● **PAGE EXCERPT**
Continued from the last post dated on 2nd Feb . (Many of you might have forgotten by now! It was about..."Spider and Ballerina")
As a Japanese, I am interested in whether fans abroad get the same impression as us that lyrics of the song sounds quite "Western" when it is translated into English.
First of all, unusually for Fujifabric, the song begins with English - not words, but in full sentences.
"Everybody needs you Everybody wants you"
Interestingly, these two sentences are written not using English alphabets but in Japanese characters, so Shimura sings in Japanese accent (his accent is on purpose or not, I am not too sure though...)
This is my personal opinion that by writing English words in Japanese characters, Shimura tried to establish a quasi-Western World in the song. That is why "map", "Ballerina", "winding maze", "spider" are like characters in children's bed time stories in the West. The word, "Spider" and "Ballerina" sound Western very much to Japanese anyway, and highlight the lyrics beautifully.
The following phrase after "Junbi ha OK kochira mo OK Itsudemo ikukara" (meaning "Are you ready? I am ready, too Anytime, I will go") is one of my favourites among all Fujifabric songs. Turnaround or cliche (I am not too sure what is the right term for it in English. If anyone knows, would you kindly tell me, please) sounds so great!
This song is written by Soichiro Yamauchi, and the lyrics by Masahiko Shimura.
They have proved in this song how talented they are - not only creativity and their good instrumental technique, but also an excellent taste of music!
This phrase leads to the next word, " ticklish-like A-ha-ha" forming a light merry sound.
It' s best in the song!
On the 22nd Feb (it is Day of Cat in Japan, and Shimura kun is known as a cat lover), a collection of poems (lyrics) written by Masahiko Shimura will be on sale in Japan. Fans in the West might be wondering, "What is that all about?"
Well, in Japan, no matter if it is a full album or mini-album, a CD always comes with an accompanying booklet of the lyrics which is written in the way that the lyrical writer of the band orders. Not only in the West, but also here in Thailand, a booklet of lyrics does not always come with a CD, but in Japan, the lyrics of music is something very important.
Perhaps, it is because Japanese literacy has been enjoying short poems like haiku or tanka over centuries, and it makes us feel that respect should be paid to lyrics of music to a certain extent, too as it is a kind of poem. No matter if it is rock or enka (a kind of melodramatic Japanese popular song), listeners need to understand lyrics in order to enjoy the music fully as it is such an important element.
(For example, fans of an American rock band, Greenday, established a website introducing the lyrics of Greenday's songs, and in here, fans write in the words of the lyrics by themselves and discuss if the word is correct.)
The booklet is used for several purposes - to enjoy the lyrics as literature, to confirm unclear words, to sing along, etc.
Even considering such a cultural background of Japanese music, publishing a book of a collection of lyrics is not usual, and this already shows that Shimura's lyrics is highly evaluated.
Please accept my apology that "Spider and Ballerina" has not been translated yet, but when English translation of all Fujifabric's songs is finished one day, please enjoy reading them as a collection of poems. You might discover a new side of Fujifabric!
Today's song is "Spider and Ballerina".

● **TASK TO CARRY OUT**
Reproduce the post on Fujifabric's lyrics word for word, everything from "Please accept my" down to "side of Fujifabric!". The data that follows is not needed for this.

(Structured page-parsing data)
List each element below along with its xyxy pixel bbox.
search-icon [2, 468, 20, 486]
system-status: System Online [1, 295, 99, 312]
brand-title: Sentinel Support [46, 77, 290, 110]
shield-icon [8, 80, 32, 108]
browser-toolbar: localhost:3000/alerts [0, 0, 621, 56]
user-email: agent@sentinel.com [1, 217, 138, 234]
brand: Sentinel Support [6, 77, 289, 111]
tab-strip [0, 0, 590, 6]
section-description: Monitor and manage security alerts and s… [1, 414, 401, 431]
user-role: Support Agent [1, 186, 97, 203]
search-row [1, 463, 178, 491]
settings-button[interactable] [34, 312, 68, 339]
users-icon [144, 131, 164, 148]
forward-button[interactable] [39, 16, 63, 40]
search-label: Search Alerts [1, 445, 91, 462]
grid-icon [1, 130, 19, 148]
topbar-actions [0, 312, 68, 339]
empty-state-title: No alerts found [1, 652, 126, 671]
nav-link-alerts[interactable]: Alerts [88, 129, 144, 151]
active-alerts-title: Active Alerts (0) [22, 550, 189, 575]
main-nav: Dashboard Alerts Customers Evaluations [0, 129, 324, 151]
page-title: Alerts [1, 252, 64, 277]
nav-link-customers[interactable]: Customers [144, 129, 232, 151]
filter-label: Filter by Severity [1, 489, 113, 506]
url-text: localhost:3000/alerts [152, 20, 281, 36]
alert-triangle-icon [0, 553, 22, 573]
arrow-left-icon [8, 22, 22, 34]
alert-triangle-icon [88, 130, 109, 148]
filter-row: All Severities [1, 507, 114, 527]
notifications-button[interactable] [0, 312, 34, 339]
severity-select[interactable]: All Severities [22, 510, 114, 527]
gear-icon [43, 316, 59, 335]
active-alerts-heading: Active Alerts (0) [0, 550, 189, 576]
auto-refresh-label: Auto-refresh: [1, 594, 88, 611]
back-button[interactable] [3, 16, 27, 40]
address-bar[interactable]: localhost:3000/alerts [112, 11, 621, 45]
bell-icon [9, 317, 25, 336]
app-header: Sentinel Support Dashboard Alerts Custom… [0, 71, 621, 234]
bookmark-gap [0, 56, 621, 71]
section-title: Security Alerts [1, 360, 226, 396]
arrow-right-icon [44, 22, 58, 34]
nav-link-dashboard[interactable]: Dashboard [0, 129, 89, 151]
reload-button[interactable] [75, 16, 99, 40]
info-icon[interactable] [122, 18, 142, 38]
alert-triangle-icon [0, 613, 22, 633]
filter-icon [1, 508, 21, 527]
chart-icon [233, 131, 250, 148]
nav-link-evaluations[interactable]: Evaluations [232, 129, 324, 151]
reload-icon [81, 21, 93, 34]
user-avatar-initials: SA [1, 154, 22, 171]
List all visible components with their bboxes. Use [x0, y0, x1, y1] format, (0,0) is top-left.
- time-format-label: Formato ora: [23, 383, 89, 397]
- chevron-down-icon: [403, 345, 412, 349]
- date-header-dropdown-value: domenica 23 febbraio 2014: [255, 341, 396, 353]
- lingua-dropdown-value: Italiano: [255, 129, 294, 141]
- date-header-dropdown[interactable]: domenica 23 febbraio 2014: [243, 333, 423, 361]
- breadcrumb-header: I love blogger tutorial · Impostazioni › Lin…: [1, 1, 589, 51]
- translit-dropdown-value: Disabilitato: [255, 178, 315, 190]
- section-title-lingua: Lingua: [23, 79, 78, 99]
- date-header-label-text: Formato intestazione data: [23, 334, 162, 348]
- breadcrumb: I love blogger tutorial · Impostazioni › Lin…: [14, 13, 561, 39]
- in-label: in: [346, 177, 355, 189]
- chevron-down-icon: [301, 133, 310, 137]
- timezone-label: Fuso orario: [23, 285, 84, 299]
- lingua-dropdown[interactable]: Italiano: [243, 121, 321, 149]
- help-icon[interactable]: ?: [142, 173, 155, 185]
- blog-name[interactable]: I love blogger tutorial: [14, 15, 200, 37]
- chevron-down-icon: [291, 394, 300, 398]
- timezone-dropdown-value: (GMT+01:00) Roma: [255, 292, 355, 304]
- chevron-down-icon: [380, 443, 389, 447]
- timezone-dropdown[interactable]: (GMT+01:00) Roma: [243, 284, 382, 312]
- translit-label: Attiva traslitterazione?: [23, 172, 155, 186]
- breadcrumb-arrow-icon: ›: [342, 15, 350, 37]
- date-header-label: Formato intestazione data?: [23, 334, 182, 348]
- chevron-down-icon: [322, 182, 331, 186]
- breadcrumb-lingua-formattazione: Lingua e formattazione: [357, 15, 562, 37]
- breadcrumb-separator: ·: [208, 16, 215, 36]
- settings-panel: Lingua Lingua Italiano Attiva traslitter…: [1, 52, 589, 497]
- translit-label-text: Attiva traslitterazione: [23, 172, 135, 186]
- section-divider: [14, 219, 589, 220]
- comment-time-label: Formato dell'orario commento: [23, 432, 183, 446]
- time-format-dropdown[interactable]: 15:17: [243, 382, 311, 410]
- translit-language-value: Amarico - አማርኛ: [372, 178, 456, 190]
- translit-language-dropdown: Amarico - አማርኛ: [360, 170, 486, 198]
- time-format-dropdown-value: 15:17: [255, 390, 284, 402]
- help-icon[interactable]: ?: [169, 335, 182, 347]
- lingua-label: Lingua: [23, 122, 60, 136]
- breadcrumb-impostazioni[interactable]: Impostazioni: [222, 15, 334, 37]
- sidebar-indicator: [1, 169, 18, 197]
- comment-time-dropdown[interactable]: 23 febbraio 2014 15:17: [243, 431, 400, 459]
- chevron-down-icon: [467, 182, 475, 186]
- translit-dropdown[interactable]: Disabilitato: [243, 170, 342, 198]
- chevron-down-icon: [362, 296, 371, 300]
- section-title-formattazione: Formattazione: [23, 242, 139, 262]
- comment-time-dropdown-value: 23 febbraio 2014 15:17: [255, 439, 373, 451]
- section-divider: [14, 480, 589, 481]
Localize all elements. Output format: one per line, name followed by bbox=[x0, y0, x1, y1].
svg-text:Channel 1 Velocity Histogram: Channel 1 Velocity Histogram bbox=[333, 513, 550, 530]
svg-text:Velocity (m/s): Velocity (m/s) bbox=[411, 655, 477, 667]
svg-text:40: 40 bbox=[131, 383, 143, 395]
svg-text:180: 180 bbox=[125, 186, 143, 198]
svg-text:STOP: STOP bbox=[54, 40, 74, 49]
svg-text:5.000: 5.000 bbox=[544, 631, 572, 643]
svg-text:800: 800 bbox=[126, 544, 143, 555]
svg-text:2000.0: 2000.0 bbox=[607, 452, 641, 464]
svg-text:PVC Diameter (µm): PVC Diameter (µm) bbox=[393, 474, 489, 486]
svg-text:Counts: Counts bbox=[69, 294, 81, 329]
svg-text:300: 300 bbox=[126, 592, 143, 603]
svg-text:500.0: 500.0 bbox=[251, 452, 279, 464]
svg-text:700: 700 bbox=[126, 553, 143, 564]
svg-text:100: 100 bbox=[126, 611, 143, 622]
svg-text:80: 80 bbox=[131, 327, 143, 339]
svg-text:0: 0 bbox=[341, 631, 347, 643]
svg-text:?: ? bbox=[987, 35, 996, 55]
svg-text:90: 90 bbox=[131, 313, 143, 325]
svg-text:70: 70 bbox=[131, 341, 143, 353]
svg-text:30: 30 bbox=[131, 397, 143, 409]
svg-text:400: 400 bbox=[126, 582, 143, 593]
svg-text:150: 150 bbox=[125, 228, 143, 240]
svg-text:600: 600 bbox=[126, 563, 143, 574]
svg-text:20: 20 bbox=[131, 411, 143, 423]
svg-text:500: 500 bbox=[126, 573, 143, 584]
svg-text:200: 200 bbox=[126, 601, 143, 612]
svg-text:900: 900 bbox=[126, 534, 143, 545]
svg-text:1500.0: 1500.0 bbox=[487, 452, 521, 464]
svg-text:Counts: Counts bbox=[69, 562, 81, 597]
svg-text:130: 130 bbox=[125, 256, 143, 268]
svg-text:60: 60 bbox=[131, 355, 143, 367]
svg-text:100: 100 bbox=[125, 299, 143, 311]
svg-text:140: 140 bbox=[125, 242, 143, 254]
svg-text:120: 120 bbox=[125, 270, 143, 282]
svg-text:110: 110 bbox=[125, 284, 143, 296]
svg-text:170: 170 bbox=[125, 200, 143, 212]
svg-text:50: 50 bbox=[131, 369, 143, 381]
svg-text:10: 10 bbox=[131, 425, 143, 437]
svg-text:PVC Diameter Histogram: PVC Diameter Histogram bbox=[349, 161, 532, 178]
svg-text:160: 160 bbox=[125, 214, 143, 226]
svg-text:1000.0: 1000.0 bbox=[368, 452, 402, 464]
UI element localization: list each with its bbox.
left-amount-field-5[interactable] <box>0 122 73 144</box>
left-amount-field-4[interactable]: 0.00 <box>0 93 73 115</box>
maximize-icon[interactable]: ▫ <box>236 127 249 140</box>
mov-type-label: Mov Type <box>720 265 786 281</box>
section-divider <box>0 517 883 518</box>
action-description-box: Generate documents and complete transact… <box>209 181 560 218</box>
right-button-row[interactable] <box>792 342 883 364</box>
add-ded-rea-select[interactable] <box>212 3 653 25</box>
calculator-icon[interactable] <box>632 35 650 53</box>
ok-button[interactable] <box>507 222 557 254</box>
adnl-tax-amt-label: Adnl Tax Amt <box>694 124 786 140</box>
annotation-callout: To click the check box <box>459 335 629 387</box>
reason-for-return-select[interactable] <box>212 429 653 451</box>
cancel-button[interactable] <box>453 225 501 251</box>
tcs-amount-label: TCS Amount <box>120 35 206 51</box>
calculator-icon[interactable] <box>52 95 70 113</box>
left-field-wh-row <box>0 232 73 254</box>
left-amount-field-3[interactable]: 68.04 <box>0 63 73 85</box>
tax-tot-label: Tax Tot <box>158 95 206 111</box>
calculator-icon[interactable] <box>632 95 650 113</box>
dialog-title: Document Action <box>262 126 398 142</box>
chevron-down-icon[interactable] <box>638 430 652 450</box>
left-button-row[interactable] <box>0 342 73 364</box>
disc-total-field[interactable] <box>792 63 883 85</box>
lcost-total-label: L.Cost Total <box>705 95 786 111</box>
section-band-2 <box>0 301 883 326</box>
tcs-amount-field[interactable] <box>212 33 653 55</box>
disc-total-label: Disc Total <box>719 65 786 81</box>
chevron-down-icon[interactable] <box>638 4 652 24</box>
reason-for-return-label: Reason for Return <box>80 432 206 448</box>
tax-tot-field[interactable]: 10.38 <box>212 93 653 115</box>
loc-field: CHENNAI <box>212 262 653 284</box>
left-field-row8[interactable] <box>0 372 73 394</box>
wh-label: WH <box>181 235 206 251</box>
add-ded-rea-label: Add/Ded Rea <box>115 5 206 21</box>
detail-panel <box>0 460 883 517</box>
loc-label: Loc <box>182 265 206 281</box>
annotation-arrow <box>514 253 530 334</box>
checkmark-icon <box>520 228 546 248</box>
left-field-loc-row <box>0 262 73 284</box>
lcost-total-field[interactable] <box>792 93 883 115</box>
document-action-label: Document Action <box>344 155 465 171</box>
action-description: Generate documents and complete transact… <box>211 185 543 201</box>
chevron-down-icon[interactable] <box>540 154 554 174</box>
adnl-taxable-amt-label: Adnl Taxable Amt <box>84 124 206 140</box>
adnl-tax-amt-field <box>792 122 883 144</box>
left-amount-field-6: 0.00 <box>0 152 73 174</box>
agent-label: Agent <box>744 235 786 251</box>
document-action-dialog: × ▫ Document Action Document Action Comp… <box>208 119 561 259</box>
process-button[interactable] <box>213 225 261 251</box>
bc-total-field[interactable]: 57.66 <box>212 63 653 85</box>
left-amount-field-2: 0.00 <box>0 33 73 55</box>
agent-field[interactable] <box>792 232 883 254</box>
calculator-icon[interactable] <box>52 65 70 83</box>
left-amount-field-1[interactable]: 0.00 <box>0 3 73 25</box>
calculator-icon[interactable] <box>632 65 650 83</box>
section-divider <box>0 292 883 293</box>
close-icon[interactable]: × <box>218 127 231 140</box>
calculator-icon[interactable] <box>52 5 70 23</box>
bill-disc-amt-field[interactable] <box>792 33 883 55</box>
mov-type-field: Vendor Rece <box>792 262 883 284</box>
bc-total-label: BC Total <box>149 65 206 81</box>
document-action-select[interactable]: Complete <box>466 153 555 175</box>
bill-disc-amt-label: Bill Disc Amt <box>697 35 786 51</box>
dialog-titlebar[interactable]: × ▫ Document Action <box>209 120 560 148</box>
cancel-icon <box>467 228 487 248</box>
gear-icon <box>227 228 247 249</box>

● **ANSWER FOR THE TASK**
Please accept my apology that "Spider and Ballerina" has not been translated yet, but when English translation of all Fujifabric's songs is finished one day, please enjoy reading them as a collection of poems. You might discover a new side of Fujifabric!